*EXTRAIT DU DOCUMENT:*
********

Evenoire – Vitriol

Après un premier EP aux mélodies plutôt prometteuses (notamment la superbe éponyme I Will Stay), le groupe italien d'Evenoire décide, 4 années plus tard, de livrer un premier brûlot à la face du monde : Vitriol, à l'artwork de grande beauté. Après une signature sur Scarlet Records, réussiront-ils à s'imposer dans le paysage metal actuel ?

Les premières notes donnent le ton de ce qui va se dérouler tout au long de ce brûlot : un metal mélodique aux accents plutôt tirés vers le folk, avec quelques apports progressifs (il suffit de voir la longueur des pistes, ainsi que les variations qui ponctuent ces dernières, sans pour autant tomber directement dans tous les codes du genre). Alors c'est bien joli, tout cela, mais comme dirait l'autre, c'est pas foncièrement original. Et ce n'est pas le principal attrait d'Evenoire, l'originalité, car celle-ci n'est pas très présente, et la musique, sans sonner comme étant déjà entendue ou recyclée, n'est pas particulièrement innovatrice pour son style. Rien qu'à la lecture de ces quelques lignes, certains abandonneraient, car leur qualité principale est presque totalement absente. Soit, c'est au fond compréhensif car il est vrai que ces styles commencent à se répéter un peu, et que les perles rares sont difficile à trouver.

********

*DONNÉES:*
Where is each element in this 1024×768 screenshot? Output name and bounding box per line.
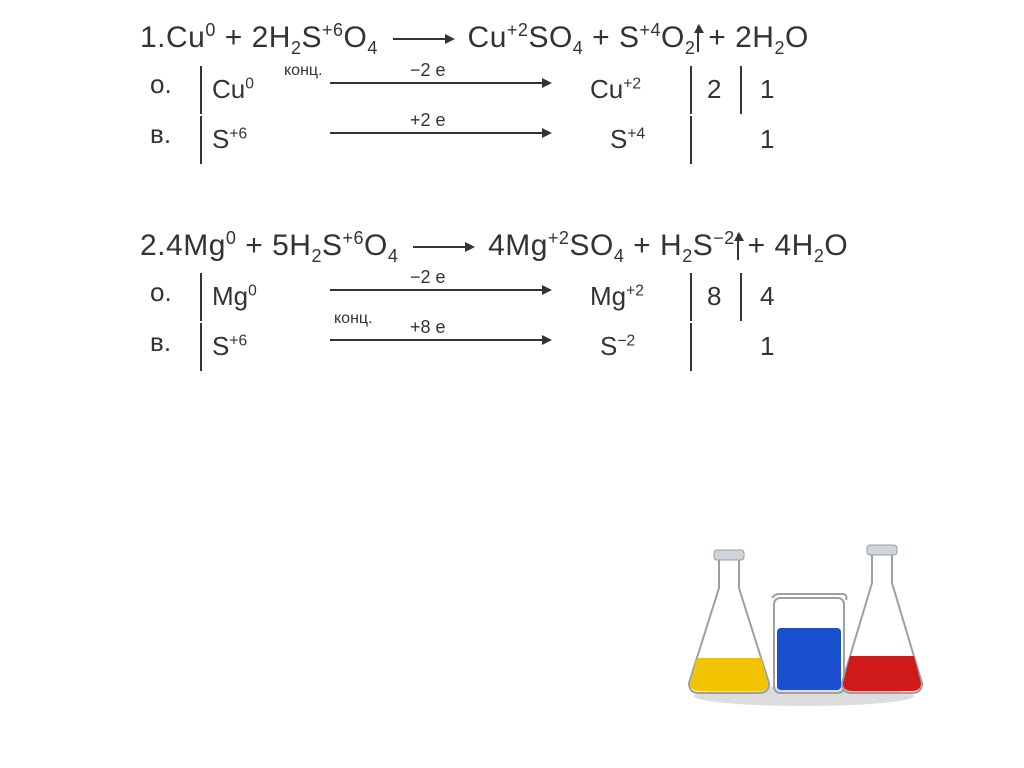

********

*CONSIGNES:*
- A) Résumez plus brièvement, s'il vous plaît, le paragraphe de l'extrait qui commence par « Les premières notes donnent le ton », en gardant ses faits principaux.
- B) Chez quel label le groupe a-t-il signé selon l'extrait ?

*RÉPONSES:*
- A) Dès les premières notes, Vitriol propose un metal mélodique aux accents folk, avec quelques apports progressifs visibles dans la longueur des pistes et leurs variations, sans reprendre tous les codes du genre. L'originalité n'est pas l'atout d'Evenoire : sans sembler recyclée, la musique n'innove guère dans son style. Certains pourraient donc abandonner, ce qui se comprend, car ces styles commencent à se répéter et les perles rares sont difficiles à trouver.

- B) Scarlet Records.